#### SET TASK
Return all the data, word for word.

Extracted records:
-- Start --

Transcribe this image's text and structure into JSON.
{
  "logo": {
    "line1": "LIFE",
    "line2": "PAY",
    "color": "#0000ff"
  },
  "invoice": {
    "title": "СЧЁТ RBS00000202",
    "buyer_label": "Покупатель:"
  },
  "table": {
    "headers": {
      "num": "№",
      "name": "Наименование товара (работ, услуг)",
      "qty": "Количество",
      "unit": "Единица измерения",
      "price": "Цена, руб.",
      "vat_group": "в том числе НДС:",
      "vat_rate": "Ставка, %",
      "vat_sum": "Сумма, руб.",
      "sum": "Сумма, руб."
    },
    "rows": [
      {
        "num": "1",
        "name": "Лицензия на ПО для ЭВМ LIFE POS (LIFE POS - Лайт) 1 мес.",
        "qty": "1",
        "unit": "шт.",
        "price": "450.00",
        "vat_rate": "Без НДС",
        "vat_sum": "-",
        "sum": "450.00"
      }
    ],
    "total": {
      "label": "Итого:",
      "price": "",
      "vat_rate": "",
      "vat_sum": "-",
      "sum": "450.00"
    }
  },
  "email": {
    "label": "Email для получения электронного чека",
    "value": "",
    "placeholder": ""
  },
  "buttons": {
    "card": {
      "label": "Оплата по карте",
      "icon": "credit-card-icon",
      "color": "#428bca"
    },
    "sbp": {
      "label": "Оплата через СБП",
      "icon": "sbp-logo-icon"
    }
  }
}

-- End --

#### TASK OUTPUT
Transcribe this image's text and structure into JSON.
{
  "logo": {
    "line1": "LIFE",
    "line2": "PAY",
    "color": "#0000ff"
  },
  "invoice": {
    "title": "СЧЁТ RBS00000202",
    "buyer_label": "Покупатель:"
  },
  "table": {
    "headers": {
      "num": "№",
      "name": "Наименование товара (работ, услуг)",
      "qty": "Количество",
      "unit": "Единица измерения",
      "price": "Цена, руб.",
      "vat_group": "в том числе НДС:",
      "vat_rate": "Ставка, %",
      "vat_sum": "Сумма, руб.",
      "sum": "Сумма, руб."
    },
    "rows": [
      {
        "num": "1",
        "name": "Лицензия на ПО для ЭВМ LIFE POS (LIFE POS - Лайт) 1 мес.",
        "qty": "1",
        "unit": "шт.",
        "price": "450.00",
        "vat_rate": "Без НДС",
        "vat_sum": "-",
        "sum": "450.00"
      }
    ],
    "total": {
      "label": "Итого:",
      "price": "",
      "vat_rate": "",
      "vat_sum": "-",
      "sum": "450.00"
    }
  },
  "email": {
    "label": "Email для получения электронного чека",
    "value": "",
    "placeholder": ""
  },
  "buttons": {
    "card": {
      "label": "Оплата по карте",
      "icon": "credit-card-icon",
      "color": "#428bca"
    },
    "sbp": {
      "label": "Оплата через СБП",
      "icon": "sbp-logo-icon"
    }
  }
}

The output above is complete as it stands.